Across all the records below, how many lines contain "this"? Respond with only the number.

***

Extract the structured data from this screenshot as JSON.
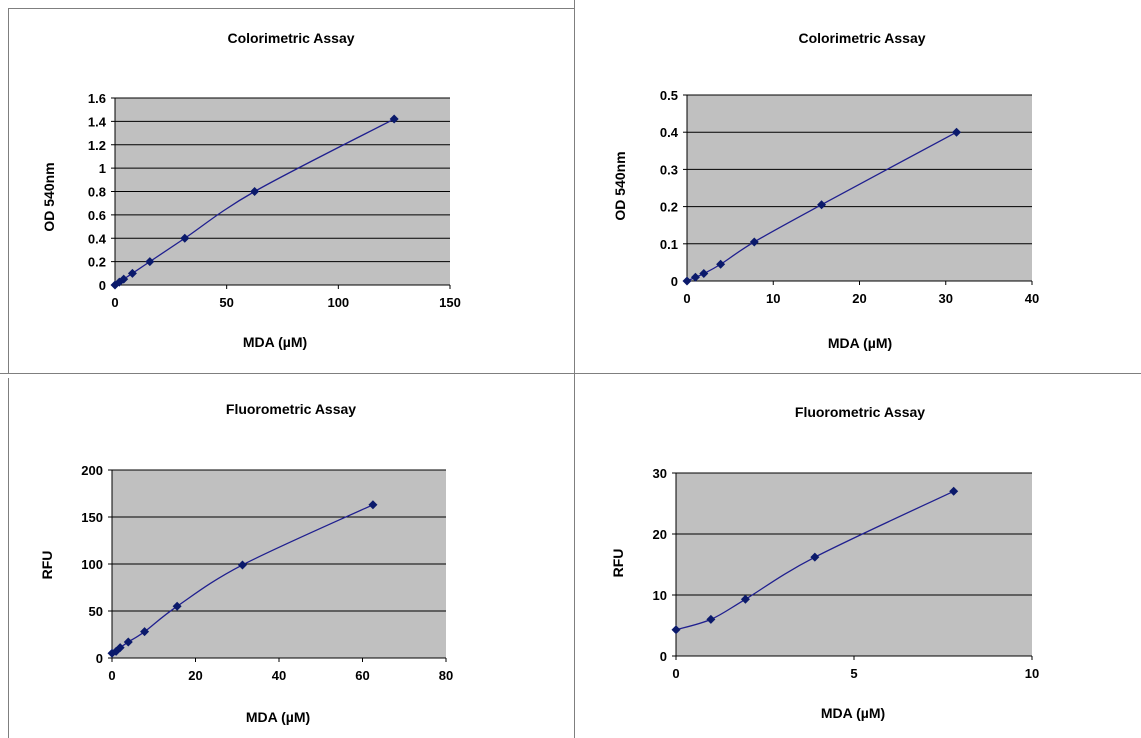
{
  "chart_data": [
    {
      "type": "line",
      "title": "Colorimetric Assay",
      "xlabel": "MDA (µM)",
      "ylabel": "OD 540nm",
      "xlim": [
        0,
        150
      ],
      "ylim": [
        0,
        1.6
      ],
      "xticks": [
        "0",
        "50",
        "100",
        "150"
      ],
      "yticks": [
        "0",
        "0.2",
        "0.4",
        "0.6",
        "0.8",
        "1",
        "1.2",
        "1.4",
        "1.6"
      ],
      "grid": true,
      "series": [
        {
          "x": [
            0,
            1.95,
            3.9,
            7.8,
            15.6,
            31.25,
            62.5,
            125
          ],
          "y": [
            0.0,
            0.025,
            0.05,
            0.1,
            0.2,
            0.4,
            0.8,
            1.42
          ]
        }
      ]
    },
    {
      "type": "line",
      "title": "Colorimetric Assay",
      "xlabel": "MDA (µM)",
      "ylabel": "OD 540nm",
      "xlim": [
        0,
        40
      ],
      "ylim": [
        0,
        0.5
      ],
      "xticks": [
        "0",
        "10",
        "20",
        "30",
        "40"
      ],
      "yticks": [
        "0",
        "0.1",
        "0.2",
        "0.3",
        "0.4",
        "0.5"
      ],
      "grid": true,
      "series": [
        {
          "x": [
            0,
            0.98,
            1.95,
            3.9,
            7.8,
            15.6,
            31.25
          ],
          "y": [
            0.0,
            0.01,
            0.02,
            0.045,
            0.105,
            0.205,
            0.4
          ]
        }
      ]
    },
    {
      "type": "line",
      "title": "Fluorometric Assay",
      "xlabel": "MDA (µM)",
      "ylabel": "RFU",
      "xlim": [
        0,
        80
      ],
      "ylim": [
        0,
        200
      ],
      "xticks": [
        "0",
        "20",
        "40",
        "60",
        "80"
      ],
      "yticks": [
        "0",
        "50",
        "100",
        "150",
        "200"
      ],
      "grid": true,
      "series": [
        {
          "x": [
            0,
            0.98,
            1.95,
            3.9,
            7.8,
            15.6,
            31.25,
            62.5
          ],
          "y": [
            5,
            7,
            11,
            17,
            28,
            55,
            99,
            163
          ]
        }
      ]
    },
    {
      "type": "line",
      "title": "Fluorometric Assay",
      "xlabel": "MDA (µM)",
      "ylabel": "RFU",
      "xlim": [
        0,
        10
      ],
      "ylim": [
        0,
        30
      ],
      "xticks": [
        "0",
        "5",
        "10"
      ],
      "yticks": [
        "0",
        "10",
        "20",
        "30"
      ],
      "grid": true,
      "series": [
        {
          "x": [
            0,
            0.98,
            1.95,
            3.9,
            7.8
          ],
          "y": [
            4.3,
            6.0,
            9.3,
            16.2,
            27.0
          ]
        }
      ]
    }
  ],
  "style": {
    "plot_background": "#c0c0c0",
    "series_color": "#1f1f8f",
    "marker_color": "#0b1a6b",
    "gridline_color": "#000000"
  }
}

***

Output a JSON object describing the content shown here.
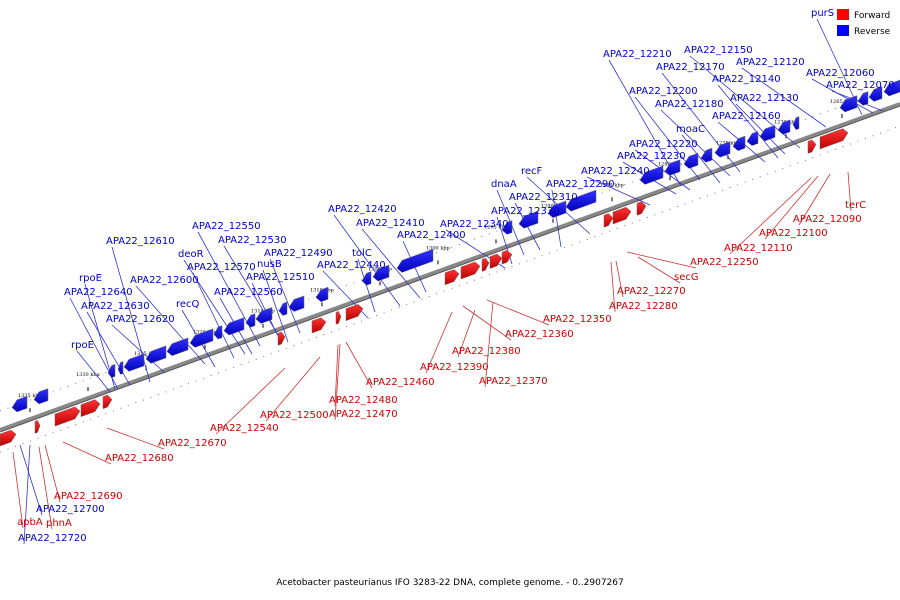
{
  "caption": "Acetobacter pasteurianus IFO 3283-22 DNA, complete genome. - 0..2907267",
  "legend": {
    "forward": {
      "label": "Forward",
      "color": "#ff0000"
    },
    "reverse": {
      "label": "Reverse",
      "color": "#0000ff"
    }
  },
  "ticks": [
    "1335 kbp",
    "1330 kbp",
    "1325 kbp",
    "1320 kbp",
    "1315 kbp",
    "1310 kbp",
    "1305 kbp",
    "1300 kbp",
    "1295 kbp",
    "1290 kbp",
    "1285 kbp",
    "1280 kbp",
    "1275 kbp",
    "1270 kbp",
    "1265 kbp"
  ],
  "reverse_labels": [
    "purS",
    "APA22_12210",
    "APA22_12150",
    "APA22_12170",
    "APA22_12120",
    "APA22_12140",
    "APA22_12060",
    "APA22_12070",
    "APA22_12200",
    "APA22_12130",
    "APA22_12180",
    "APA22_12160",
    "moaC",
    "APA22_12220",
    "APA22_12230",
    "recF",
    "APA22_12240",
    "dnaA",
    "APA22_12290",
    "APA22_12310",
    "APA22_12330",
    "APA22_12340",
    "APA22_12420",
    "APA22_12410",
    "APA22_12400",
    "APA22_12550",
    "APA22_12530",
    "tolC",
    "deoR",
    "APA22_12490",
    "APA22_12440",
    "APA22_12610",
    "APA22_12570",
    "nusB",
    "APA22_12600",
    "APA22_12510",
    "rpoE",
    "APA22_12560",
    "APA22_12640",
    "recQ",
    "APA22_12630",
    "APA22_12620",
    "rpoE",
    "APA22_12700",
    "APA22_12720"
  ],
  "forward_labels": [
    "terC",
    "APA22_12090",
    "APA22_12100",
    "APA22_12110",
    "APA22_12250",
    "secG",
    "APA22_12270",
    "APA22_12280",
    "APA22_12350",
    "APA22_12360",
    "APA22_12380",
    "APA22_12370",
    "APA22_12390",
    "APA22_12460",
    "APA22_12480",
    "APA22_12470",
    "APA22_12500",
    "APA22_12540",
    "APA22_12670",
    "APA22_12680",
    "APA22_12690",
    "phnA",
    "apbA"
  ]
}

***

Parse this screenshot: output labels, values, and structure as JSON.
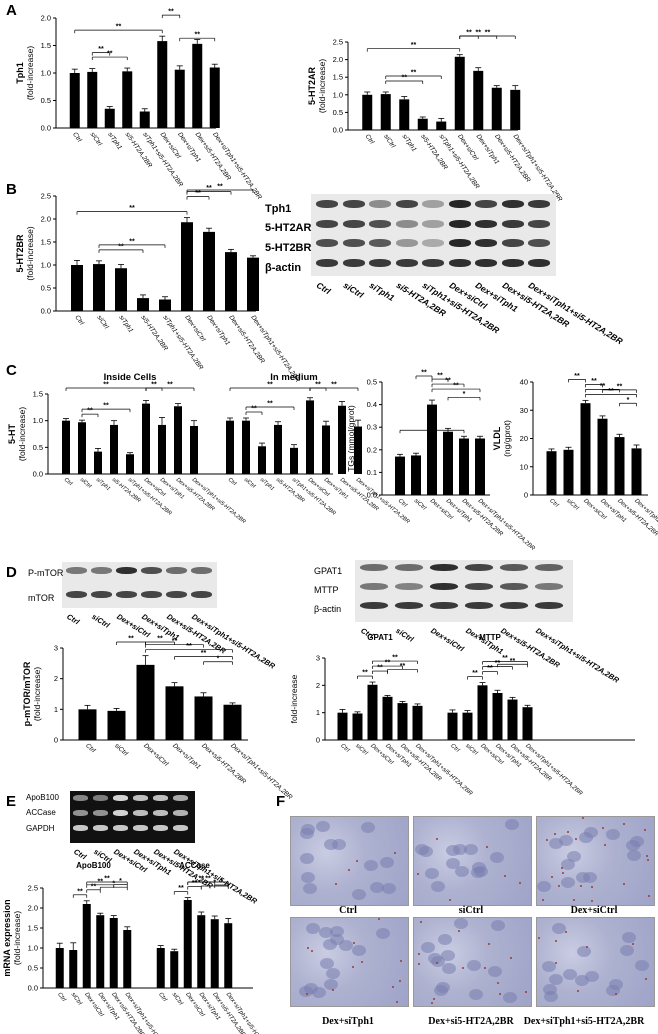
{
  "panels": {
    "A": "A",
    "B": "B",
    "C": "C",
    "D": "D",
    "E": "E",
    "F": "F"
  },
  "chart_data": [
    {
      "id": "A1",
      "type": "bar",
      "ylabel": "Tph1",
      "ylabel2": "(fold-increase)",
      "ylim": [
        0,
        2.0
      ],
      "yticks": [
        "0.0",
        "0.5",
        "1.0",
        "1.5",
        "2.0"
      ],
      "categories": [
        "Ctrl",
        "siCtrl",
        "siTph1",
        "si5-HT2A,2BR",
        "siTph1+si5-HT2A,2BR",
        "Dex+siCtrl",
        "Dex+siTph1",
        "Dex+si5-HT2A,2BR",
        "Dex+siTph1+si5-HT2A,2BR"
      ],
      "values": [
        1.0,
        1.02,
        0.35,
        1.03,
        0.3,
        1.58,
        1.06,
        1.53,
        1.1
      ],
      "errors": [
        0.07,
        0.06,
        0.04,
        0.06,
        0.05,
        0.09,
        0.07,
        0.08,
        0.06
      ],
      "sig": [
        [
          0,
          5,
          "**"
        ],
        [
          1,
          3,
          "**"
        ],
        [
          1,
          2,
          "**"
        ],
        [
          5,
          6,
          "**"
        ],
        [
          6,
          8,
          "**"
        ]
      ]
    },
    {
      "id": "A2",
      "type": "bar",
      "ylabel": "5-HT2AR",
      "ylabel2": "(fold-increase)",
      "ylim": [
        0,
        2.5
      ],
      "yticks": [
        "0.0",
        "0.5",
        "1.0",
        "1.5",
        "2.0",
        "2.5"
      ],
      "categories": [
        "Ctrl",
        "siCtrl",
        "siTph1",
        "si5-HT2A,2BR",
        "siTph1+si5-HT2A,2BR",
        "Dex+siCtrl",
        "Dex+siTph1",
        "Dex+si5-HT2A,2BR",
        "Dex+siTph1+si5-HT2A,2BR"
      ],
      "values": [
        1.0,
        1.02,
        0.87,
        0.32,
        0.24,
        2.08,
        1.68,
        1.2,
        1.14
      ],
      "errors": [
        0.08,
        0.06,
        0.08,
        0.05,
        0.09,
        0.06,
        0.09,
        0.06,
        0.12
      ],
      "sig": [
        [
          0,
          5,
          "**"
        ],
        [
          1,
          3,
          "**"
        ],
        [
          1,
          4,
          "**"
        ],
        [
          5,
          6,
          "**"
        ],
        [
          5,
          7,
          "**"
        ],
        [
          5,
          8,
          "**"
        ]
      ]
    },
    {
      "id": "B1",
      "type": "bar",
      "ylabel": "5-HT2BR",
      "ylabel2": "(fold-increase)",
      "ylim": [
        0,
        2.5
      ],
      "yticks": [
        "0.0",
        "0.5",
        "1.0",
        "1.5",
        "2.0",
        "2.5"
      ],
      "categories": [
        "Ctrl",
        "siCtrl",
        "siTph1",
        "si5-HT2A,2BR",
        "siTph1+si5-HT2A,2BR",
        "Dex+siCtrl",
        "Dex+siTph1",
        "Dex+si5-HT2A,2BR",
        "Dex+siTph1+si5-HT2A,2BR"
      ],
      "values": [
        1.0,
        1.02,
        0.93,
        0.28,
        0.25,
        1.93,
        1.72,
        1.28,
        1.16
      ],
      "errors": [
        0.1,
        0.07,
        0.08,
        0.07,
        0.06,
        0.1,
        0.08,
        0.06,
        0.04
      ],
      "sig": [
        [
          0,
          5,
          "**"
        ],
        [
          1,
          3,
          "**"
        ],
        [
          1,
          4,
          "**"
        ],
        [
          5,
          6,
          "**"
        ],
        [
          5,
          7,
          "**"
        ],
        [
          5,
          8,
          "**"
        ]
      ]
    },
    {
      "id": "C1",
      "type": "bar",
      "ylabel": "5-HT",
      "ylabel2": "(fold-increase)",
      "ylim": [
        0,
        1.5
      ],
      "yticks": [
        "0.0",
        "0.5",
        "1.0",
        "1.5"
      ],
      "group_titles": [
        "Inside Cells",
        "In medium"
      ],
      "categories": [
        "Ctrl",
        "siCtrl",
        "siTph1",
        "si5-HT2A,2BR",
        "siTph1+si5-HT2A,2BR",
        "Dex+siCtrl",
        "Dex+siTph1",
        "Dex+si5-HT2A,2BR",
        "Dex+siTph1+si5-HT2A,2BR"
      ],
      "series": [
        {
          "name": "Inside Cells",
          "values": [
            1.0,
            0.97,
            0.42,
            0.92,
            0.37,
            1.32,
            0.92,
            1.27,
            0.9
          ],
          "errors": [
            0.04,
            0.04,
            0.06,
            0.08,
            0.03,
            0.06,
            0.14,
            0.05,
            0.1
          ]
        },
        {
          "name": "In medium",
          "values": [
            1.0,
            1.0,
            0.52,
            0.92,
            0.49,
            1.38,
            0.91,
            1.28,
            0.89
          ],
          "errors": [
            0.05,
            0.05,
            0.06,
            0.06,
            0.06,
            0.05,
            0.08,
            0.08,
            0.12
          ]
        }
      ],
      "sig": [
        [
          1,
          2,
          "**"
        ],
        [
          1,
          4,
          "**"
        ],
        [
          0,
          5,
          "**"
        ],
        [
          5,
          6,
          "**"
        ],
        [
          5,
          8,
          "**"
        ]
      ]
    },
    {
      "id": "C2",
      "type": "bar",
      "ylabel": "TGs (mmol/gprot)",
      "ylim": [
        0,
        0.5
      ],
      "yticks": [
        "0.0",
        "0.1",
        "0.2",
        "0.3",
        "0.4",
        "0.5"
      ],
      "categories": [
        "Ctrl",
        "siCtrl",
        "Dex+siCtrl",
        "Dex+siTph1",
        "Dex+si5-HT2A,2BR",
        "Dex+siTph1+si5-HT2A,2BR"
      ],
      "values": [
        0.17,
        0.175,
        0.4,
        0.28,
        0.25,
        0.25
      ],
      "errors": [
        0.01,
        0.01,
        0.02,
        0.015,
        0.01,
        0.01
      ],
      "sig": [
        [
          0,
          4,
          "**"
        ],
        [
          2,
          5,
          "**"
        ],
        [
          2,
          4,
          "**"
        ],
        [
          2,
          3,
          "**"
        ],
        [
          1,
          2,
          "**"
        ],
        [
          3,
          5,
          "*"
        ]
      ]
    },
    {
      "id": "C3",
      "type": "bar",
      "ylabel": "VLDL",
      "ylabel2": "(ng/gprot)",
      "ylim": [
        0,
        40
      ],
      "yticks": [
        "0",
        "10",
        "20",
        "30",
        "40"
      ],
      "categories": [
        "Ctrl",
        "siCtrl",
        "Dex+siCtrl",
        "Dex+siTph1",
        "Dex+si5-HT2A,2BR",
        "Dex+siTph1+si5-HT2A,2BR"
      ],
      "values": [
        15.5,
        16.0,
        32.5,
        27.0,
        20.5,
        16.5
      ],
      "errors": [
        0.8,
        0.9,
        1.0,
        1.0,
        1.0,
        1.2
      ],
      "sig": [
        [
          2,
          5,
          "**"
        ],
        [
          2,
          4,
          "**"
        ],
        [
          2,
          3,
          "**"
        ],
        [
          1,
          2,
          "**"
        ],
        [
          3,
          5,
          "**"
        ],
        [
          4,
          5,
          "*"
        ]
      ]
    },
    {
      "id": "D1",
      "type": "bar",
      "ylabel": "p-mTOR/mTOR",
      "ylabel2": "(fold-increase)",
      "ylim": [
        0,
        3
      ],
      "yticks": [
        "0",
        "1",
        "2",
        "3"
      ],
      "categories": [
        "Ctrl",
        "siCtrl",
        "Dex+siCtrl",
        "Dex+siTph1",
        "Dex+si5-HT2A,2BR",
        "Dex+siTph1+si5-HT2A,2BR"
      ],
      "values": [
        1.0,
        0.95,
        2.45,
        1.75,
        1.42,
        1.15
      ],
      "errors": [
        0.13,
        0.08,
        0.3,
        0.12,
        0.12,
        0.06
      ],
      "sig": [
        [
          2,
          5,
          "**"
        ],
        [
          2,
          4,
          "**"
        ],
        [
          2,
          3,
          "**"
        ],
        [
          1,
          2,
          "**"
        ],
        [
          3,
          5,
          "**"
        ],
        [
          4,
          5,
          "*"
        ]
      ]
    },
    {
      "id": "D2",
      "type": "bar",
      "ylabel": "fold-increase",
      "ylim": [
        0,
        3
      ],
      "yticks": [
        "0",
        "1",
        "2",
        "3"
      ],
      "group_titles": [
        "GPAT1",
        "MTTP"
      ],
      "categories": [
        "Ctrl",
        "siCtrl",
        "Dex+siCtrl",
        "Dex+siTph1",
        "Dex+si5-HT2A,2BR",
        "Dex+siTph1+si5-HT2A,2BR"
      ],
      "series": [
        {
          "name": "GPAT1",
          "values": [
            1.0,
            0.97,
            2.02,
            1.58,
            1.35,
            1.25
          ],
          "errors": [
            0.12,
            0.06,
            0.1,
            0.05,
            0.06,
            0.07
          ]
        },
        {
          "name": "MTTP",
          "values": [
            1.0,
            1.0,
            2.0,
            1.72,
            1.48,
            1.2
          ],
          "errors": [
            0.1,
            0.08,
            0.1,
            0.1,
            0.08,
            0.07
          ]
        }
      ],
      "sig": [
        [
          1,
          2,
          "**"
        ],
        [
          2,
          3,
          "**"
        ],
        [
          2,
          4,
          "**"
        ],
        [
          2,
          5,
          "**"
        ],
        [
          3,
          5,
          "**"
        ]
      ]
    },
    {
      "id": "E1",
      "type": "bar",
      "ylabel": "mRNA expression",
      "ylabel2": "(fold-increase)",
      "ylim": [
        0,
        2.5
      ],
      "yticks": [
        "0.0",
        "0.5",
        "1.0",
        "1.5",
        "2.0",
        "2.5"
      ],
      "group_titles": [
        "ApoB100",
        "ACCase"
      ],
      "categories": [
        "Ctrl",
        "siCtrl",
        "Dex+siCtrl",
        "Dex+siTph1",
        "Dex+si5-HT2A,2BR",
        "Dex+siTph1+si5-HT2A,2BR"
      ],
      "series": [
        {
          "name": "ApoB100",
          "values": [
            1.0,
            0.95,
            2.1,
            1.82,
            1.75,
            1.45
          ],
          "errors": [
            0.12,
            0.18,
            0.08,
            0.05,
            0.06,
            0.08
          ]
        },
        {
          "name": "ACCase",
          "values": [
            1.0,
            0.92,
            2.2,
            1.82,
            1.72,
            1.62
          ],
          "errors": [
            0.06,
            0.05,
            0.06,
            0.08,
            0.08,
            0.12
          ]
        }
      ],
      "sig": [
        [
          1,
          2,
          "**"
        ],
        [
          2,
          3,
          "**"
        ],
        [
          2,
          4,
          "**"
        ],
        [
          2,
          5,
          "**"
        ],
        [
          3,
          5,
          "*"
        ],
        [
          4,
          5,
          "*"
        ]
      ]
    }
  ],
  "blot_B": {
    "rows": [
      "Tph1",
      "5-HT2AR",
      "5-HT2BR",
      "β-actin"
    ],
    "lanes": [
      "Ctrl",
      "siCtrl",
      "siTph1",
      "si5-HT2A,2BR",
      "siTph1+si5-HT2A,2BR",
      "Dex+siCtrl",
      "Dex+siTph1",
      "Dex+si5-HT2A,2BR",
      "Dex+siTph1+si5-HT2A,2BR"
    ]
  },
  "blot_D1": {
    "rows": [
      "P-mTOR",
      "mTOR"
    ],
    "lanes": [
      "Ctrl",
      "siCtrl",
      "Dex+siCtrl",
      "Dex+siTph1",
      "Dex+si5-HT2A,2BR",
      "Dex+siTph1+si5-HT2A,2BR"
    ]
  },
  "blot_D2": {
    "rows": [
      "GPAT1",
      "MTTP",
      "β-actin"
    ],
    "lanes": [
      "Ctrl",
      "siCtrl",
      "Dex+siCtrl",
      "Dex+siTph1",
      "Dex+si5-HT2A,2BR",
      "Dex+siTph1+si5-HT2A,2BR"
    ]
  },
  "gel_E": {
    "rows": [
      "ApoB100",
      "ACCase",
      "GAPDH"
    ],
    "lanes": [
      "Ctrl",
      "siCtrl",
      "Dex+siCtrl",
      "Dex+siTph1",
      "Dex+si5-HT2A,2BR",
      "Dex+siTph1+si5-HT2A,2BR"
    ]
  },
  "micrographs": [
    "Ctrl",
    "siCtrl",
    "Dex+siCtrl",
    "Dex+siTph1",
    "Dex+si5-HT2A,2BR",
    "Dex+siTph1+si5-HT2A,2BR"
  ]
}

***

TASK RESULT: 2